Goal
Copy out the complete listing, word for word.

Data provided
- - - - - - -

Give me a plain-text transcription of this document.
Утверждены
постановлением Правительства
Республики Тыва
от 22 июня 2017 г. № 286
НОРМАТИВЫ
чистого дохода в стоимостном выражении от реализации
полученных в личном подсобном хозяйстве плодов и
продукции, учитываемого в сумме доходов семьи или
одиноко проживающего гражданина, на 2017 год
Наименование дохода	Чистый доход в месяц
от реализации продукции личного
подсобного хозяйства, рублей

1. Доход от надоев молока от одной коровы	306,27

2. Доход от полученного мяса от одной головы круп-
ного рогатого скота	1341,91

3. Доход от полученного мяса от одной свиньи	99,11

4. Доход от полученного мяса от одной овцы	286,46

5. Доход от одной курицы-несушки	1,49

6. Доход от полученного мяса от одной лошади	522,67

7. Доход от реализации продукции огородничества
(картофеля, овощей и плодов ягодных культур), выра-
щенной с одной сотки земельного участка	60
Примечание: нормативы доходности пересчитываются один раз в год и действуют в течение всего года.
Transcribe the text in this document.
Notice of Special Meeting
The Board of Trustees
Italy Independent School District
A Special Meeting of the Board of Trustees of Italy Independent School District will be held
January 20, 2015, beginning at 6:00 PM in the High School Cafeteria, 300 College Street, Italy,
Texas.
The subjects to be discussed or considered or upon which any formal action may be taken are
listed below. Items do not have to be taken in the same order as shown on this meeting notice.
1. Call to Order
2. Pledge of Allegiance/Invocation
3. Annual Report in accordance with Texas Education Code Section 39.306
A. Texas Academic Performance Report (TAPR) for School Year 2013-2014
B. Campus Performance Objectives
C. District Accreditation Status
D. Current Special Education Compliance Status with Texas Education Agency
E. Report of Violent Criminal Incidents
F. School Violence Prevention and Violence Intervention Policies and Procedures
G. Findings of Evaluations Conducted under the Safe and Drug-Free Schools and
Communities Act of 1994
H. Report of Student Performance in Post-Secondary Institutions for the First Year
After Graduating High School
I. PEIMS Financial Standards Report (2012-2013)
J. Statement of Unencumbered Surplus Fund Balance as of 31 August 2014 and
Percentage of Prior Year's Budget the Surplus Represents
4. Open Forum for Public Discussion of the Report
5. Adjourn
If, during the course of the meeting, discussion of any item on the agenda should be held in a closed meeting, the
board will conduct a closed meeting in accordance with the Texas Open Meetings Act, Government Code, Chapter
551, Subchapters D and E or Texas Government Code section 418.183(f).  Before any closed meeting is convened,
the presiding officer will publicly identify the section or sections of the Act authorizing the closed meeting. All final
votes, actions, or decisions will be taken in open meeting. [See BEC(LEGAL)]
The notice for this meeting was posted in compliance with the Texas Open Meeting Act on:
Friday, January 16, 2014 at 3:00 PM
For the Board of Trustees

- - - - - - -

Solution to the problem
Give me a plain-text transcription of this document.
Утверждены
постановлением Правительства
Республики Тыва
от 22 июня 2017 г. № 286
НОРМАТИВЫ
чистого дохода в стоимостном выражении от реализации
полученных в личном подсобном хозяйстве плодов и
продукции, учитываемого в сумме доходов семьи или
одиноко проживающего гражданина, на 2017 год
Наименование дохода	Чистый доход в месяц
от реализации продукции личного
подсобного хозяйства, рублей

1. Доход от надоев молока от одной коровы	306,27

2. Доход от полученного мяса от одной головы круп-
ного рогатого скота	1341,91

3. Доход от полученного мяса от одной свиньи	99,11

4. Доход от полученного мяса от одной овцы	286,46

5. Доход от одной курицы-несушки	1,49

6. Доход от полученного мяса от одной лошади	522,67

7. Доход от реализации продукции огородничества
(картофеля, овощей и плодов ягодных культур), выра-
щенной с одной сотки земельного участка	60
Примечание: нормативы доходности пересчитываются один раз в год и действуют в течение всего года.
Transcribe the text in this document.
Notice of Special Meeting
The Board of Trustees
Italy Independent School District
A Special Meeting of the Board of Trustees of Italy Independent School District will be held
January 20, 2015, beginning at 6:00 PM in the High School Cafeteria, 300 College Street, Italy,
Texas.
The subjects to be discussed or considered or upon which any formal action may be taken are
listed below. Items do not have to be taken in the same order as shown on this meeting notice.
1. Call to Order
2. Pledge of Allegiance/Invocation
3. Annual Report in accordance with Texas Education Code Section 39.306
A. Texas Academic Performance Report (TAPR) for School Year 2013-2014
B. Campus Performance Objectives
C. District Accreditation Status
D. Current Special Education Compliance Status with Texas Education Agency
E. Report of Violent Criminal Incidents
F. School Violence Prevention and Violence Intervention Policies and Procedures
G. Findings of Evaluations Conducted under the Safe and Drug-Free Schools and
Communities Act of 1994
H. Report of Student Performance in Post-Secondary Institutions for the First Year
After Graduating High School
I. PEIMS Financial Standards Report (2012-2013)
J. Statement of Unencumbered Surplus Fund Balance as of 31 August 2014 and
Percentage of Prior Year's Budget the Surplus Represents
4. Open Forum for Public Discussion of the Report
5. Adjourn
If, during the course of the meeting, discussion of any item on the agenda should be held in a closed meeting, the
board will conduct a closed meeting in accordance with the Texas Open Meetings Act, Government Code, Chapter
551, Subchapters D and E or Texas Government Code section 418.183(f).  Before any closed meeting is convened,
the presiding officer will publicly identify the section or sections of the Act authorizing the closed meeting. All final
votes, actions, or decisions will be taken in open meeting. [See BEC(LEGAL)]
The notice for this meeting was posted in compliance with the Texas Open Meeting Act on:
Friday, January 16, 2014 at 3:00 PM
For the Board of Trustees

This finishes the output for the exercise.